-- START OF Data supplied --

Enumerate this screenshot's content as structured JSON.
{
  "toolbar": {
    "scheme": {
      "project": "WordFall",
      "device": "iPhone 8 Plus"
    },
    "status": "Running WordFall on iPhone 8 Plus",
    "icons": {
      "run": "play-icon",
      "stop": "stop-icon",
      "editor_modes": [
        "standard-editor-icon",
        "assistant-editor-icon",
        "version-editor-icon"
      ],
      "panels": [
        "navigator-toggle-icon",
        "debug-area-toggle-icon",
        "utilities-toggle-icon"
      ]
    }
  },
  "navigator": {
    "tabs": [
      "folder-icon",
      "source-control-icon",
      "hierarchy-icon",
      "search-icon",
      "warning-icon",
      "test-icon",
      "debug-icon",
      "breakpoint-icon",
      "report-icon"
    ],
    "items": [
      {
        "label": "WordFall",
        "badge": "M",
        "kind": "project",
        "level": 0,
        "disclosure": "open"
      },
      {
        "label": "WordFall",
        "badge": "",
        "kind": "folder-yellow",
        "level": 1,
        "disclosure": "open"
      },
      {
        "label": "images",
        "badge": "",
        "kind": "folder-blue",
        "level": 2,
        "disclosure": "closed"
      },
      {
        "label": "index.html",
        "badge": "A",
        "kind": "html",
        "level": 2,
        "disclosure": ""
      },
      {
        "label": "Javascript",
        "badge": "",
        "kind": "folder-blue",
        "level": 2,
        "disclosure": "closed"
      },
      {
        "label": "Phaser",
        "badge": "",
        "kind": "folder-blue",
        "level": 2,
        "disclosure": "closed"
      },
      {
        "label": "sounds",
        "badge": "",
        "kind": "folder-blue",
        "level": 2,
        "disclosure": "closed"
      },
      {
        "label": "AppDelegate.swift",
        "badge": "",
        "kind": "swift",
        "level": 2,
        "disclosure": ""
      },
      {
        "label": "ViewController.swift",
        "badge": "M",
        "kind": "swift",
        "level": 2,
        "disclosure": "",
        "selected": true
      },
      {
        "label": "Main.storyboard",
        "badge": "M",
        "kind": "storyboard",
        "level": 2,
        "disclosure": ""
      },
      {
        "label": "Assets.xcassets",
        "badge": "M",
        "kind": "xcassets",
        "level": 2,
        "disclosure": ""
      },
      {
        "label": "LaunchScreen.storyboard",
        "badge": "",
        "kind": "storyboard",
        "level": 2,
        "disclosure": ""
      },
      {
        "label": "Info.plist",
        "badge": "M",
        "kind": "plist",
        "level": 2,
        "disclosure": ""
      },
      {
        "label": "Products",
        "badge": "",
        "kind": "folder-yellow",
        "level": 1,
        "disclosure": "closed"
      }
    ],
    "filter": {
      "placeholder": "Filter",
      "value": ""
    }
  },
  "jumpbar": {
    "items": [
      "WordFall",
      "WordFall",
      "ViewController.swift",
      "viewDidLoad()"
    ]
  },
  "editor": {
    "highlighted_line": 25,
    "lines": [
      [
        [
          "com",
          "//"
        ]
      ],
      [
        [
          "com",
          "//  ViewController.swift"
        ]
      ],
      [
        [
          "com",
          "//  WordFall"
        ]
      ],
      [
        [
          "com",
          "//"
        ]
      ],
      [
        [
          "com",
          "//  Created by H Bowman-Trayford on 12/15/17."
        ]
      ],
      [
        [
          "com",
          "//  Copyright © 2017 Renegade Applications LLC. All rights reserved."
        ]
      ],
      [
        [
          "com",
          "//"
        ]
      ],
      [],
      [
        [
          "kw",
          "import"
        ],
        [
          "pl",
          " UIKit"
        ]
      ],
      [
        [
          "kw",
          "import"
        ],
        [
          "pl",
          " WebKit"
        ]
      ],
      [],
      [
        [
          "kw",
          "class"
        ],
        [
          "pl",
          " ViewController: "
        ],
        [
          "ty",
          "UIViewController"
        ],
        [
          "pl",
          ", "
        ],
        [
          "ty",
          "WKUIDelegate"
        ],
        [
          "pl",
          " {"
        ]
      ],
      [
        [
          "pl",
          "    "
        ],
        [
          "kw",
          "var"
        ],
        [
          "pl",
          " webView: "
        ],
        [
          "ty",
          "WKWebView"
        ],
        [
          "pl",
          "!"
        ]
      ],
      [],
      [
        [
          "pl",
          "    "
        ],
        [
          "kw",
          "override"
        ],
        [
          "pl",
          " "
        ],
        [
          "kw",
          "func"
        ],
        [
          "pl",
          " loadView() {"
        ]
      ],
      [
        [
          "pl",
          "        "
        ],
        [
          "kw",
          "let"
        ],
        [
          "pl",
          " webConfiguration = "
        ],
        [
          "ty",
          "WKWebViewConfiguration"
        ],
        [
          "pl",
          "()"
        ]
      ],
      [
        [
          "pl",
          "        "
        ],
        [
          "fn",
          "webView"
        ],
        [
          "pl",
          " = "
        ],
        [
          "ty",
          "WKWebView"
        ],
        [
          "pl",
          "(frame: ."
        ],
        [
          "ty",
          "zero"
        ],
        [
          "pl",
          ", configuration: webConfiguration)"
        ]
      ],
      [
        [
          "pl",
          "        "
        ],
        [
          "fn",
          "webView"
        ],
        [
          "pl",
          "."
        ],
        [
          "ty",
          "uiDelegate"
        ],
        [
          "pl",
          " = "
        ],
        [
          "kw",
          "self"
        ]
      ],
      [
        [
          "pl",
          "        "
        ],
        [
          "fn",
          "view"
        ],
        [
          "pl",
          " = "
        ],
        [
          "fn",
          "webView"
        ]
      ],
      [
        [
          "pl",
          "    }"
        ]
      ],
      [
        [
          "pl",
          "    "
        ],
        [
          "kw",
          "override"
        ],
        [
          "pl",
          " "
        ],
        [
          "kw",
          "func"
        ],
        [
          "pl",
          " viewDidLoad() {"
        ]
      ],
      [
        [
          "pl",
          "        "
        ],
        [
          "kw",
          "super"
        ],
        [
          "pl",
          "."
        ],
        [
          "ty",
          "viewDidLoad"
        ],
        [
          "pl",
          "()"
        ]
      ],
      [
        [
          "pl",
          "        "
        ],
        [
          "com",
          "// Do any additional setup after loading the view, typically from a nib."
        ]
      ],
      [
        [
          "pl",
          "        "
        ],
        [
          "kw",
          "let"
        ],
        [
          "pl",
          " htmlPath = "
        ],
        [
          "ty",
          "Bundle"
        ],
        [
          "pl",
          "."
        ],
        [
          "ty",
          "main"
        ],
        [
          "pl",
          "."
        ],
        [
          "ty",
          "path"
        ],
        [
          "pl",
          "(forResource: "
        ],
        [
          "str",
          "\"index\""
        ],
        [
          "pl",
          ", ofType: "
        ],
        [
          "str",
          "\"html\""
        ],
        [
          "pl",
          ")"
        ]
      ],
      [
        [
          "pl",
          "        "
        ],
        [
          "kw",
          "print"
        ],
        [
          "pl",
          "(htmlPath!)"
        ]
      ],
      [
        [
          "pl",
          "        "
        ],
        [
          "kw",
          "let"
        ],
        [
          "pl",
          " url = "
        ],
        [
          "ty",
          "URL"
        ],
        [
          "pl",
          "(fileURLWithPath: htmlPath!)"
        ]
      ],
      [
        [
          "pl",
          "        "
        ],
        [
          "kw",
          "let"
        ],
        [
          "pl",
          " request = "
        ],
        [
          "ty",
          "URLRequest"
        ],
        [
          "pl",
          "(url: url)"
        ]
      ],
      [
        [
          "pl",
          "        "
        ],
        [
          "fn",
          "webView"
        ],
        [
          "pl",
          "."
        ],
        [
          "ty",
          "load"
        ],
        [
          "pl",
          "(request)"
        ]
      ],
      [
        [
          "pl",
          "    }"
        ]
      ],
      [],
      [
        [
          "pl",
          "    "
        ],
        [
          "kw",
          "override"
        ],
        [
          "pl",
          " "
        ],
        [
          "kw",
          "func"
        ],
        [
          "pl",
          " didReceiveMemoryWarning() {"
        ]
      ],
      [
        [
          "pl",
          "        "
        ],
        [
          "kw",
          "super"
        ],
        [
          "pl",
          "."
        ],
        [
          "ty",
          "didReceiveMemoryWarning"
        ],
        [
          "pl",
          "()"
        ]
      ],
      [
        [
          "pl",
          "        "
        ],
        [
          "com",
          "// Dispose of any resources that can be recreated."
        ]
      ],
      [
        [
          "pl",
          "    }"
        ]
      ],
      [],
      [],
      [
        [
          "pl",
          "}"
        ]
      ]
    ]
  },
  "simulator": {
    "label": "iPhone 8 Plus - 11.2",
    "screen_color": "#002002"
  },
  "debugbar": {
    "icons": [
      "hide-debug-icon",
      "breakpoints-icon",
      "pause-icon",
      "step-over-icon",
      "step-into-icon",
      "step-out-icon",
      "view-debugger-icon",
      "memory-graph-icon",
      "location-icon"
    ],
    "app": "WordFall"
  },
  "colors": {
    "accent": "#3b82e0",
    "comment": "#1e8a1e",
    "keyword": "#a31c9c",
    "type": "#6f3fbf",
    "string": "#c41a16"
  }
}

-- END OF Data supplied --

Every line that holds the word "htmlPath" should be extracted.

          " htmlPath = "
          "(htmlPath!)"
          "(fileURLWithPath: htmlPath!)"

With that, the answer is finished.